Are you able to quote each entry exactly as written?

▬▬▬▬▬▬▬▬▬▬

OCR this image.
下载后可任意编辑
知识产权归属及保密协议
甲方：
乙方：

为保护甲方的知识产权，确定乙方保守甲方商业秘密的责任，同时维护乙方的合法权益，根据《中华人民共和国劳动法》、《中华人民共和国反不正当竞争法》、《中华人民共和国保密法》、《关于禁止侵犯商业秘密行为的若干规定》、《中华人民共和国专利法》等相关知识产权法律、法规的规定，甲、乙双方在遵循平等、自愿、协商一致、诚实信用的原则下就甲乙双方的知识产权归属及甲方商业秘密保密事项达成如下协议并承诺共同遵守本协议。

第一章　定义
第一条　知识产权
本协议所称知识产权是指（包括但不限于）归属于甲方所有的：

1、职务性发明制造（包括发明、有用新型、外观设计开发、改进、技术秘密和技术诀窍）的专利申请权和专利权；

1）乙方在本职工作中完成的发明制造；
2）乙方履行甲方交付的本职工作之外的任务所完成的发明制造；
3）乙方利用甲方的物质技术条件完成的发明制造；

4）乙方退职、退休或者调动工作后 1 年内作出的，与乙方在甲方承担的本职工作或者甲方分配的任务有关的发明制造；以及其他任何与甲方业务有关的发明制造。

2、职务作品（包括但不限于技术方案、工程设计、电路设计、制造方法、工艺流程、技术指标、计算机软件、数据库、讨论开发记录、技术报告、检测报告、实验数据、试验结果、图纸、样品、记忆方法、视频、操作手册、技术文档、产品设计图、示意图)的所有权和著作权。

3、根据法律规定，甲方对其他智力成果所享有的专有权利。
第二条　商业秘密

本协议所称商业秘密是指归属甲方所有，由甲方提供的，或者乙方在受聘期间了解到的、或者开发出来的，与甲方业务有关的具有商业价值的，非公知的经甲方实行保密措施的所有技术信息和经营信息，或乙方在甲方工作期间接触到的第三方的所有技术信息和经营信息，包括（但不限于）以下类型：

▬▬▬▬▬▬▬▬▬▬

THE SOLUTION:
OCR this image.
下载后可任意编辑
知识产权归属及保密协议
甲方：
乙方：

为保护甲方的知识产权，确定乙方保守甲方商业秘密的责任，同时维护乙方的合法权益，根据《中华人民共和国劳动法》、《中华人民共和国反不正当竞争法》、《中华人民共和国保密法》、《关于禁止侵犯商业秘密行为的若干规定》、《中华人民共和国专利法》等相关知识产权法律、法规的规定，甲、乙双方在遵循平等、自愿、协商一致、诚实信用的原则下就甲乙双方的知识产权归属及甲方商业秘密保密事项达成如下协议并承诺共同遵守本协议。

第一章　定义
第一条　知识产权
本协议所称知识产权是指（包括但不限于）归属于甲方所有的：

1、职务性发明制造（包括发明、有用新型、外观设计开发、改进、技术秘密和技术诀窍）的专利申请权和专利权；

1）乙方在本职工作中完成的发明制造；
2）乙方履行甲方交付的本职工作之外的任务所完成的发明制造；
3）乙方利用甲方的物质技术条件完成的发明制造；

4）乙方退职、退休或者调动工作后 1 年内作出的，与乙方在甲方承担的本职工作或者甲方分配的任务有关的发明制造；以及其他任何与甲方业务有关的发明制造。

2、职务作品（包括但不限于技术方案、工程设计、电路设计、制造方法、工艺流程、技术指标、计算机软件、数据库、讨论开发记录、技术报告、检测报告、实验数据、试验结果、图纸、样品、记忆方法、视频、操作手册、技术文档、产品设计图、示意图)的所有权和著作权。

3、根据法律规定，甲方对其他智力成果所享有的专有权利。
第二条　商业秘密

本协议所称商业秘密是指归属甲方所有，由甲方提供的，或者乙方在受聘期间了解到的、或者开发出来的，与甲方业务有关的具有商业价值的，非公知的经甲方实行保密措施的所有技术信息和经营信息，或乙方在甲方工作期间接触到的第三方的所有技术信息和经营信息，包括（但不限于）以下类型：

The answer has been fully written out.